** START Task inputs **

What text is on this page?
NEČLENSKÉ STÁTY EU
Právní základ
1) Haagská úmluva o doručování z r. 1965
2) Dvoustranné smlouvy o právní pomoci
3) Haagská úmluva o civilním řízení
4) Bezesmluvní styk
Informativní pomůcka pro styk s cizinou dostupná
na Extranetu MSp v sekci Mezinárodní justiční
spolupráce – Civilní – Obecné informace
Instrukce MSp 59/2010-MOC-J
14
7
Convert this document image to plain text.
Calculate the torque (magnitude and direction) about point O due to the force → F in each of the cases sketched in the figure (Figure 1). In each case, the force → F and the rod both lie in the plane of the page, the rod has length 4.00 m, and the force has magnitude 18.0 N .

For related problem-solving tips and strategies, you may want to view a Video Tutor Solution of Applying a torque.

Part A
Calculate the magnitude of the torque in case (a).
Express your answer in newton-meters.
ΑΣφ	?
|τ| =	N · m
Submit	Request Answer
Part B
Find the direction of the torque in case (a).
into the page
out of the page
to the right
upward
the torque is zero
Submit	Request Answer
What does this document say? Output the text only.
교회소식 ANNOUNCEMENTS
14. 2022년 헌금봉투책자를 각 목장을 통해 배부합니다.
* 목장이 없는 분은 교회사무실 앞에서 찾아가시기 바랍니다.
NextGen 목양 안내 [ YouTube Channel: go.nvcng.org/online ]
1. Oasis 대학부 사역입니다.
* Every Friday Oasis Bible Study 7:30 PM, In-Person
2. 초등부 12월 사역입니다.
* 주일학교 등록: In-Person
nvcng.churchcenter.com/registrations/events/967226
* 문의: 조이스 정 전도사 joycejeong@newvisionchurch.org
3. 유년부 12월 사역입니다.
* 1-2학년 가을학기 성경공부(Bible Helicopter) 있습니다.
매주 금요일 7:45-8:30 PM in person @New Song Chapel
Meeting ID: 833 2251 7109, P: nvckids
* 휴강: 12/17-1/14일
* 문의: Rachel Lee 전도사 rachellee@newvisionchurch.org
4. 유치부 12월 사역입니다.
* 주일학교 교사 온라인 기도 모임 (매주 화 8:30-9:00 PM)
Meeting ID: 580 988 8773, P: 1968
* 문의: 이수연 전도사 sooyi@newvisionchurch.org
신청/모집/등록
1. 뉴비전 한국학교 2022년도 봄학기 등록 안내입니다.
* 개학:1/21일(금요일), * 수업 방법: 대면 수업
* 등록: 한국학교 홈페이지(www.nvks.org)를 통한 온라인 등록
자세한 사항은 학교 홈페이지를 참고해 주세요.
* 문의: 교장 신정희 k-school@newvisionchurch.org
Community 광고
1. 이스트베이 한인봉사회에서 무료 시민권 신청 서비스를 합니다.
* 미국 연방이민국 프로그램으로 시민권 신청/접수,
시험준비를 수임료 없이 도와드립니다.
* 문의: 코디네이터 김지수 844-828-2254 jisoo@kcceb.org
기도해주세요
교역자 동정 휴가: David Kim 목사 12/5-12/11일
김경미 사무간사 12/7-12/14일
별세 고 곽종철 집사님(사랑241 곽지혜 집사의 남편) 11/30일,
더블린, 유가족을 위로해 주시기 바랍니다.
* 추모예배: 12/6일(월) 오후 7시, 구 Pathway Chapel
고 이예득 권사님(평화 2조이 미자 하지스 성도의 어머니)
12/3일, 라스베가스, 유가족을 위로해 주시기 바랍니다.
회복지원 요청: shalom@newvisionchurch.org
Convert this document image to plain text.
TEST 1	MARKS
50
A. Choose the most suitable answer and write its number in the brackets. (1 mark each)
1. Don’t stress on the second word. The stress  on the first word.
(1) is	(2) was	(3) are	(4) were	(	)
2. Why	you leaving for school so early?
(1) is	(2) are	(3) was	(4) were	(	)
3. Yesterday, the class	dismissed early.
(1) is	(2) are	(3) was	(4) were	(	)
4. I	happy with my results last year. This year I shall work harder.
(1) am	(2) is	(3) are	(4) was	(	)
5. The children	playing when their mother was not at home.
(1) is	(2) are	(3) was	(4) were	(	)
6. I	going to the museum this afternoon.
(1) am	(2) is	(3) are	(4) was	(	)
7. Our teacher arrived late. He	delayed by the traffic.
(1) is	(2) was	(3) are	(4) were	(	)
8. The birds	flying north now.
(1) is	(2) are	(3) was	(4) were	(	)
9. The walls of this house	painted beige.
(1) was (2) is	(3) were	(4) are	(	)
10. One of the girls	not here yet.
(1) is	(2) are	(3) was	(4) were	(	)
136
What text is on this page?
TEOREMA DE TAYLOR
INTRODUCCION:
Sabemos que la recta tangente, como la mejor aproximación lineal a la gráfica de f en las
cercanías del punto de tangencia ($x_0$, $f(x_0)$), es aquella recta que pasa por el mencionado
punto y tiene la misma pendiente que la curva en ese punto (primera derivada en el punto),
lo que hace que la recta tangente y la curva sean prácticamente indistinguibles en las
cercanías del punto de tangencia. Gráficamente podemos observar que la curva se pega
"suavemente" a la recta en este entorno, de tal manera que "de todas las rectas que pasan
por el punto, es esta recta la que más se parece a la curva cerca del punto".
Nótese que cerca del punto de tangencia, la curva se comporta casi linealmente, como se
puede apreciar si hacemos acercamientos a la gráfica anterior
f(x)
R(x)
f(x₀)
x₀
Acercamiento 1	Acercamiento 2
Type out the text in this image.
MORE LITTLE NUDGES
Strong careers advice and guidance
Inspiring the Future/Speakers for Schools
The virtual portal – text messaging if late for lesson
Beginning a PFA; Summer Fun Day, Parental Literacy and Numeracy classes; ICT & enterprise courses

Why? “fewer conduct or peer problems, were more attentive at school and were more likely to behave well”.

** END Task inputs **

## Given request
From the entries above, copy every line that holds the word "사역입니다".

## Solution to this problem
1. Oasis 대학부 사역입니다.
2. 초등부 12월 사역입니다.
3. 유년부 12월 사역입니다.
4. 유치부 12월 사역입니다.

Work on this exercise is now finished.